* _SUPPLIED DATA_

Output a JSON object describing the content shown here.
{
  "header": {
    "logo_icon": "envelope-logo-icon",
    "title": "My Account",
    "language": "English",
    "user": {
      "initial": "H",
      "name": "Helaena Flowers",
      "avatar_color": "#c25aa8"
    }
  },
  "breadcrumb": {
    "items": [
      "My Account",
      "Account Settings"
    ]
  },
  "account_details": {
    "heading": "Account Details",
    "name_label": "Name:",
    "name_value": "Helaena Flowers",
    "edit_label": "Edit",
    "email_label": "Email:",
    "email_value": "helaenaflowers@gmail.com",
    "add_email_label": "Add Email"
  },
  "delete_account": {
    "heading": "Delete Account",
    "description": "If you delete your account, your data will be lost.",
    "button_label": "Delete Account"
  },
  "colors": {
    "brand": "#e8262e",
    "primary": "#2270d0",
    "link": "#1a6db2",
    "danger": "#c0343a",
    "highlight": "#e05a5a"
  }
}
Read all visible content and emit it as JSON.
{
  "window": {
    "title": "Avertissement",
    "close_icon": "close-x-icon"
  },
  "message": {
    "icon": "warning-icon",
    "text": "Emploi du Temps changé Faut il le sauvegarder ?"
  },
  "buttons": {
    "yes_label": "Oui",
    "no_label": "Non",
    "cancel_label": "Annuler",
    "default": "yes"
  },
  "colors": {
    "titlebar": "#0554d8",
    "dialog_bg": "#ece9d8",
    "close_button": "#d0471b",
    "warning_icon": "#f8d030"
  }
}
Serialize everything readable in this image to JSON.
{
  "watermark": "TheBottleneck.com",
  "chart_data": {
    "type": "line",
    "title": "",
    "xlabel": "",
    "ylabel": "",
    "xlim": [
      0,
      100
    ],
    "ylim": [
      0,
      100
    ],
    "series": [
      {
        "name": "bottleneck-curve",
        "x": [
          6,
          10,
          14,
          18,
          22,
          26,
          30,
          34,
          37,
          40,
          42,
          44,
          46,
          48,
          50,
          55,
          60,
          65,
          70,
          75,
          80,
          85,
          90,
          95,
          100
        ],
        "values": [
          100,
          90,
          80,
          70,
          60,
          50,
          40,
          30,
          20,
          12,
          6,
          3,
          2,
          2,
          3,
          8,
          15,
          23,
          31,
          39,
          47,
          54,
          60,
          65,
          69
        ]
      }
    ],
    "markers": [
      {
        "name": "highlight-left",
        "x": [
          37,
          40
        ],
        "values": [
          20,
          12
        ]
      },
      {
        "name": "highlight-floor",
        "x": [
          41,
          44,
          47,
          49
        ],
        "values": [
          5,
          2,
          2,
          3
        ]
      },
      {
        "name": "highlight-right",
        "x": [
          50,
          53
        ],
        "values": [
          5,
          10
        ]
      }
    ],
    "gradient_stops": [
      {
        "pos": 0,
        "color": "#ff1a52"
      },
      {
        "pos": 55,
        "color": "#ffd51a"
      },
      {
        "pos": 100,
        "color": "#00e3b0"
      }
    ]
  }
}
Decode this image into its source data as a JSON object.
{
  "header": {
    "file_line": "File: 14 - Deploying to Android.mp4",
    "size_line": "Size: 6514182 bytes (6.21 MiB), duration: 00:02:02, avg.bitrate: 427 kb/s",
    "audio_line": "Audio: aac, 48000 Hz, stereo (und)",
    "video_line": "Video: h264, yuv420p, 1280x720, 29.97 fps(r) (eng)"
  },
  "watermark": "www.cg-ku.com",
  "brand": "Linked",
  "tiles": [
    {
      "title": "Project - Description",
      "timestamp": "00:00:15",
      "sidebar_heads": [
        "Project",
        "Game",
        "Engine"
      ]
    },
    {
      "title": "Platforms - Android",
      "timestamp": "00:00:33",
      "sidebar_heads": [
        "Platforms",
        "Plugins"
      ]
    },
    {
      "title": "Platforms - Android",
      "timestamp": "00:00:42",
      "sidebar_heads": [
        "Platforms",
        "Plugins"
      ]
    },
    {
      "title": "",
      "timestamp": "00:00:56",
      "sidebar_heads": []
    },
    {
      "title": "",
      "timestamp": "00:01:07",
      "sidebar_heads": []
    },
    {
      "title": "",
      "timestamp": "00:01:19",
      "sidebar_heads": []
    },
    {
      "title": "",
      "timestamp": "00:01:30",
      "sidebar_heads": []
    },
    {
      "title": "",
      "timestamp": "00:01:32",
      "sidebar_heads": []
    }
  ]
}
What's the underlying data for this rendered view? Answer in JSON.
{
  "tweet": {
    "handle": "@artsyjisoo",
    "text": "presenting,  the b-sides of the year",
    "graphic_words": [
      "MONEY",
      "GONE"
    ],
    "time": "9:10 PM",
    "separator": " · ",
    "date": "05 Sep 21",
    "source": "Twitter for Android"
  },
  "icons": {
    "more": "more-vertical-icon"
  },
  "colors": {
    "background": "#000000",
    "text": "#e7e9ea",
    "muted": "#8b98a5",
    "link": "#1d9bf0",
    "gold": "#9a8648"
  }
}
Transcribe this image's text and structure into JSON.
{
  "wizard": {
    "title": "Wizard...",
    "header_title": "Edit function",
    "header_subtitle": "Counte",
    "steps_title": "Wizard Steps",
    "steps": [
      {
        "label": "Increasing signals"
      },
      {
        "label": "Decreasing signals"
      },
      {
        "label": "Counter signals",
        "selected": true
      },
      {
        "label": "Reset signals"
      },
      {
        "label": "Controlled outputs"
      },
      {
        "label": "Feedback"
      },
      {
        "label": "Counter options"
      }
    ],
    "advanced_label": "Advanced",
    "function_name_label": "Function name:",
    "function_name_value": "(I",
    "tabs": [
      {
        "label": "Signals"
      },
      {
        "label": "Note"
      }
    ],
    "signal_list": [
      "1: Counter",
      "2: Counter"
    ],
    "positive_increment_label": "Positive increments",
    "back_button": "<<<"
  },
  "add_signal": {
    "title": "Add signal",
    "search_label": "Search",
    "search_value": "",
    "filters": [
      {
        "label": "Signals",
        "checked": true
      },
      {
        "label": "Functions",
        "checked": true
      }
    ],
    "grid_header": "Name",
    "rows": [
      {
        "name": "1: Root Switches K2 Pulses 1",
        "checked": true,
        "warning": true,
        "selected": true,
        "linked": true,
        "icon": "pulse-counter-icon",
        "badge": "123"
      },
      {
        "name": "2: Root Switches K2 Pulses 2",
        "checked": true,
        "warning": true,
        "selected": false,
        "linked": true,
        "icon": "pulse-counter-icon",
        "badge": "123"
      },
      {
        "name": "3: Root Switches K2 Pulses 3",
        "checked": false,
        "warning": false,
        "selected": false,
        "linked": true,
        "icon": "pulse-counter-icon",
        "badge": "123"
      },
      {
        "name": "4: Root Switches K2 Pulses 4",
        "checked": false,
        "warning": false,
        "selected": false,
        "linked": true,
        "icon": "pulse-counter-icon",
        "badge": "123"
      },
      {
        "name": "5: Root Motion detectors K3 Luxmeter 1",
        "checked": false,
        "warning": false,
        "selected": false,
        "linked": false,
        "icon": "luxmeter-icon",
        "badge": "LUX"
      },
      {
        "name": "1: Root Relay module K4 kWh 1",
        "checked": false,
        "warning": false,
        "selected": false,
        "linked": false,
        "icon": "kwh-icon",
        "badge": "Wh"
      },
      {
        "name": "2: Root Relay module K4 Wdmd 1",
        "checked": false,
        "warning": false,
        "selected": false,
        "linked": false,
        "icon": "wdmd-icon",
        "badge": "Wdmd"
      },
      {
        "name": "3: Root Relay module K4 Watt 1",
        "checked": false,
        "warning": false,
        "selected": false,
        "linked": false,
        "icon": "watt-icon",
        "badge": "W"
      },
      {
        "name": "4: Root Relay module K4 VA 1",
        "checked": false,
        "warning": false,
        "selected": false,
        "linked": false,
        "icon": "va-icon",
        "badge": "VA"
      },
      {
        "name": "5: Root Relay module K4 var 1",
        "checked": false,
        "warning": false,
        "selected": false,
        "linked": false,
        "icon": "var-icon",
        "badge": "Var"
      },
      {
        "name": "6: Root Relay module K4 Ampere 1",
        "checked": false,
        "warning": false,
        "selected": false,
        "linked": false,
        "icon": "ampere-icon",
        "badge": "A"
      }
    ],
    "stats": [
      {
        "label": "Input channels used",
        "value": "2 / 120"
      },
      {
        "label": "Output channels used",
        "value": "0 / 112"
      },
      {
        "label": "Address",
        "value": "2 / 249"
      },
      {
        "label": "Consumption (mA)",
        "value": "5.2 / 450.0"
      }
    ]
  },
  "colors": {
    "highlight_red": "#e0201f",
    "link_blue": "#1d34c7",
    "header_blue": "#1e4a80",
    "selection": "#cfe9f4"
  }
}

* _TASK INSTRUCTIONS_
Check each line of the records for the word "source" and extract those that contain it.

* _EXERCISE ANSWER_
Decode this image into its source data as a JSON object.
    "source": "Twitter for Android"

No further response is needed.